**TEXTE EXTRAIT**
# # # #
TPI,Casablanca,24/7/2007
Cette décision de justice clarifie les règles de licenciement au Maroc, soulignant l'obligation de l'employeur d'offrir une défense au salarié dans les 8 jours, mais sans imposer la gradualité des sanctions pour faute grave. Elle précise que la liste des fautes graves est indicative et que la rupture de confiance peut justifier un licenciement immédiat sans préavis.
Points clés
- L'employeur doit offrir au salarié une opportunité de défense (Art. 62 CT) dans un délai maximum de 8 jours; le non-usage de ce droit par le salarié n'est pas une faute de l'employeur.
- L'employeur n'est pas tenu à la gradualité des sanctions en cas de faute grave, qui peut justifier un licenciement direct (Art. 38, 39, 51 CT).
- La liste des fautes graves de l'article 39 du Code du Travail est indicative, et la violation de la confiance peut être assimilée à une faute grave justifiant un licenciement sans préavis.
- L'avis du conseil disciplinaire n'est requis que sur demande du salarié (Convention collective de travail du personnel des banques du Maroc).
Résumé
Ce jugement de la Cour de Première Instance de Casablanca interprète plusieurs articles du Code du Travail marocain et une convention collective bancaire concernant le licenciement. Il établit que l'employeur doit permettre au salarié de se défendre, assisté d'un représentant, dans un délai maximal de huit jours après la constatation de la faute (Art. 62 CT), mais que le non-usage de ce droit par le salarié n'est pas imputable à l'employeur. La décision précise que l'employeur n'est pas tenu d'appliquer des sanctions graduelles en cas de faute grave, laquelle peut justifier un licenciement direct. La liste des fautes graves de l'article 39 du Code du Travail est jugée indicative, non limitative, et toute violation du principe de confiance peut être assimilée à une faute grave entraînant un licenciement sans préavis. Enfin, l'avis du conseil disciplinaire n'est requis que si le salarié en fait la demande.
# # # #
Données collectées:
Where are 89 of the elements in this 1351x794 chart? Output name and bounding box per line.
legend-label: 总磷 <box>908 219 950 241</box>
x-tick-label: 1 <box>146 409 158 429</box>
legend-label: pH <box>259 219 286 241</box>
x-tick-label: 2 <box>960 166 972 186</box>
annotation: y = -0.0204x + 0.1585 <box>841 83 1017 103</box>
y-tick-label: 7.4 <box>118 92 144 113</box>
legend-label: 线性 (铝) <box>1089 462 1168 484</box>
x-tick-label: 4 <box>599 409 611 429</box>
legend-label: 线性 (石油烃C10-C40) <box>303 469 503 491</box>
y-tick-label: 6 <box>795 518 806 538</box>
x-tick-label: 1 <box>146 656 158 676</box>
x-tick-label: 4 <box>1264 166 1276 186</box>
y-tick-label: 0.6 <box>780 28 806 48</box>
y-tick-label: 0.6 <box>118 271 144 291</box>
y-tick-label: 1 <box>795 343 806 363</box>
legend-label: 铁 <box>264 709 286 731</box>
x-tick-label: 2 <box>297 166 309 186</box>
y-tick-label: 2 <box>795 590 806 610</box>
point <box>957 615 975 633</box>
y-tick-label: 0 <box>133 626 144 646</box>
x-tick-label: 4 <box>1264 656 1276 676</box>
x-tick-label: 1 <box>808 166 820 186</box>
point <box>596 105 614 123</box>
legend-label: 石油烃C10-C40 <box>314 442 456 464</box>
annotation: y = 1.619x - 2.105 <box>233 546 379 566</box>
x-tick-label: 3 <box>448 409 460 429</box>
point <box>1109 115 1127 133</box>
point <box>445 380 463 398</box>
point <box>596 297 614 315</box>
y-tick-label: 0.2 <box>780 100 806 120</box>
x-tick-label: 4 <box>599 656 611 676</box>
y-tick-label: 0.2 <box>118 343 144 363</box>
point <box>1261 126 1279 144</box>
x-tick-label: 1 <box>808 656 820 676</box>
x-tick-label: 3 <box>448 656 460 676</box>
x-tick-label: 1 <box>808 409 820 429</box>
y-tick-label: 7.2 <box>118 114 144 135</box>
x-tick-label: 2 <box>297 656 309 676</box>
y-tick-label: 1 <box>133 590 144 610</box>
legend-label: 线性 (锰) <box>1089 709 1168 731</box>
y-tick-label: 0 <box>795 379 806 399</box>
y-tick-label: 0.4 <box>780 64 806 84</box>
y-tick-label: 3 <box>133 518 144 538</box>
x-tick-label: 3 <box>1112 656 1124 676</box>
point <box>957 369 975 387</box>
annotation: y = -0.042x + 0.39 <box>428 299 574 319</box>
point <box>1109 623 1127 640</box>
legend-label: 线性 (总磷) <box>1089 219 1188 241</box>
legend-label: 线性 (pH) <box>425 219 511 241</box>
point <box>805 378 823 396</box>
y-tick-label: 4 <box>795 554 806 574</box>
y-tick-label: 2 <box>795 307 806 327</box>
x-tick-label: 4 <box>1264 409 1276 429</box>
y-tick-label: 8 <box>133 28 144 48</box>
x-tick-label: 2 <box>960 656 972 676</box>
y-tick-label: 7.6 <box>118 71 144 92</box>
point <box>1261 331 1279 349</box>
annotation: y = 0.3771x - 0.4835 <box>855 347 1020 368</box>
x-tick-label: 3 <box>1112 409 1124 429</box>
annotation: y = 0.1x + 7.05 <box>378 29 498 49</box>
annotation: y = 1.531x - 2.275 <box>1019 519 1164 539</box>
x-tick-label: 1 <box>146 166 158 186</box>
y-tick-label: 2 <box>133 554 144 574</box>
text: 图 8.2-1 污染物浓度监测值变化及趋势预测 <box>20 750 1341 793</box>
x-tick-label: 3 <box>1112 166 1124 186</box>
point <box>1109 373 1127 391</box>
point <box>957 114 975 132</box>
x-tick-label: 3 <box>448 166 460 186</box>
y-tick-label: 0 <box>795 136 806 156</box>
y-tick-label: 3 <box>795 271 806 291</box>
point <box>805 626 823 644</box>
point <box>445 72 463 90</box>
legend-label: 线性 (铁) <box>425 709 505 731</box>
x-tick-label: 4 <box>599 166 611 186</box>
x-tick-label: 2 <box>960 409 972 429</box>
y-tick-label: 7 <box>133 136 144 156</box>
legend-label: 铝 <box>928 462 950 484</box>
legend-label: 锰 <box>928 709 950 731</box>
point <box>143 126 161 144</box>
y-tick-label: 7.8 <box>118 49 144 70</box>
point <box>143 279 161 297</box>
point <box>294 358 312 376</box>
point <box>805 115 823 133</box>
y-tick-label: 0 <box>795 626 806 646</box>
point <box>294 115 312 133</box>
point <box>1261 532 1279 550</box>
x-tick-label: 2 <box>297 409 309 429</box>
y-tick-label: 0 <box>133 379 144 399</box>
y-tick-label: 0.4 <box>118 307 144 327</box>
# # # #
Relevez tous les articles du Code du Travail cités dans l'extrait sur le jugement de Casablanca.

Article 38, article 39, article 51, article 62